Your objective -> Write the material out again in full, exactly.
____
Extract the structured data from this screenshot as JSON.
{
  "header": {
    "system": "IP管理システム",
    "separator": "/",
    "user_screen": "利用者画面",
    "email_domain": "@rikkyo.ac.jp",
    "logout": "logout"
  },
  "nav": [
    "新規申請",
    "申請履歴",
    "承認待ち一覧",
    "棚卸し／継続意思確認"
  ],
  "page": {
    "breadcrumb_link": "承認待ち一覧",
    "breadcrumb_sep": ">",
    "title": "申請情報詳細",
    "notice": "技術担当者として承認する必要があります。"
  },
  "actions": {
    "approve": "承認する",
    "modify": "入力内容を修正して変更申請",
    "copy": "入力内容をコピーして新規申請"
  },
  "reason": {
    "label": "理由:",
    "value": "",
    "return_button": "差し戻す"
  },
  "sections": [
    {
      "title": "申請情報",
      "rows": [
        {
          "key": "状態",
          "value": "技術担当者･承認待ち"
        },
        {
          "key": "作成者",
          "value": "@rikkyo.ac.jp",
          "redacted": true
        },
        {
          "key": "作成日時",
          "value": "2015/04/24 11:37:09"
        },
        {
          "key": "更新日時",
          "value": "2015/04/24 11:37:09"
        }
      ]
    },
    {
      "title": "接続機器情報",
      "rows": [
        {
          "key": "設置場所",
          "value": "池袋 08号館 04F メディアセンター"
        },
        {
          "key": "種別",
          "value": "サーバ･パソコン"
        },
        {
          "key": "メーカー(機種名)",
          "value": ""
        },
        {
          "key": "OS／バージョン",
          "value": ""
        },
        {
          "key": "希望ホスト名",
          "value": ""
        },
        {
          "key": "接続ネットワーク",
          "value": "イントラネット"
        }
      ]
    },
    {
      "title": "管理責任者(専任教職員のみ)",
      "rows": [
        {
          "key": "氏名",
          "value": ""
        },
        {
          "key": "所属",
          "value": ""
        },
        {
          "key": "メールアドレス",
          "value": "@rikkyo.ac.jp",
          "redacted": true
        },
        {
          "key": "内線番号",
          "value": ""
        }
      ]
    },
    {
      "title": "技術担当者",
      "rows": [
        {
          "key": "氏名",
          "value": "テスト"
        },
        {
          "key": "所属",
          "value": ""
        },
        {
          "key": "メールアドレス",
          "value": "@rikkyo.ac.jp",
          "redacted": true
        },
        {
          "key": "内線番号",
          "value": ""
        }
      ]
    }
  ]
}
____
Output of the exercise ->
Extract the structured data from this screenshot as JSON.
{
  "header": {
    "system": "IP管理システム",
    "separator": "/",
    "user_screen": "利用者画面",
    "email_domain": "@rikkyo.ac.jp",
    "logout": "logout"
  },
  "nav": [
    "新規申請",
    "申請履歴",
    "承認待ち一覧",
    "棚卸し／継続意思確認"
  ],
  "page": {
    "breadcrumb_link": "承認待ち一覧",
    "breadcrumb_sep": ">",
    "title": "申請情報詳細",
    "notice": "技術担当者として承認する必要があります。"
  },
  "actions": {
    "approve": "承認する",
    "modify": "入力内容を修正して変更申請",
    "copy": "入力内容をコピーして新規申請"
  },
  "reason": {
    "label": "理由:",
    "value": "",
    "return_button": "差し戻す"
  },
  "sections": [
    {
      "title": "申請情報",
      "rows": [
        {
          "key": "状態",
          "value": "技術担当者･承認待ち"
        },
        {
          "key": "作成者",
          "value": "@rikkyo.ac.jp",
          "redacted": true
        },
        {
          "key": "作成日時",
          "value": "2015/04/24 11:37:09"
        },
        {
          "key": "更新日時",
          "value": "2015/04/24 11:37:09"
        }
      ]
    },
    {
      "title": "接続機器情報",
      "rows": [
        {
          "key": "設置場所",
          "value": "池袋 08号館 04F メディアセンター"
        },
        {
          "key": "種別",
          "value": "サーバ･パソコン"
        },
        {
          "key": "メーカー(機種名)",
          "value": ""
        },
        {
          "key": "OS／バージョン",
          "value": ""
        },
        {
          "key": "希望ホスト名",
          "value": ""
        },
        {
          "key": "接続ネットワーク",
          "value": "イントラネット"
        }
      ]
    },
    {
      "title": "管理責任者(専任教職員のみ)",
      "rows": [
        {
          "key": "氏名",
          "value": ""
        },
        {
          "key": "所属",
          "value": ""
        },
        {
          "key": "メールアドレス",
          "value": "@rikkyo.ac.jp",
          "redacted": true
        },
        {
          "key": "内線番号",
          "value": ""
        }
      ]
    },
    {
      "title": "技術担当者",
      "rows": [
        {
          "key": "氏名",
          "value": "テスト"
        },
        {
          "key": "所属",
          "value": ""
        },
        {
          "key": "メールアドレス",
          "value": "@rikkyo.ac.jp",
          "redacted": true
        },
        {
          "key": "内線番号",
          "value": ""
        }
      ]
    }
  ]
}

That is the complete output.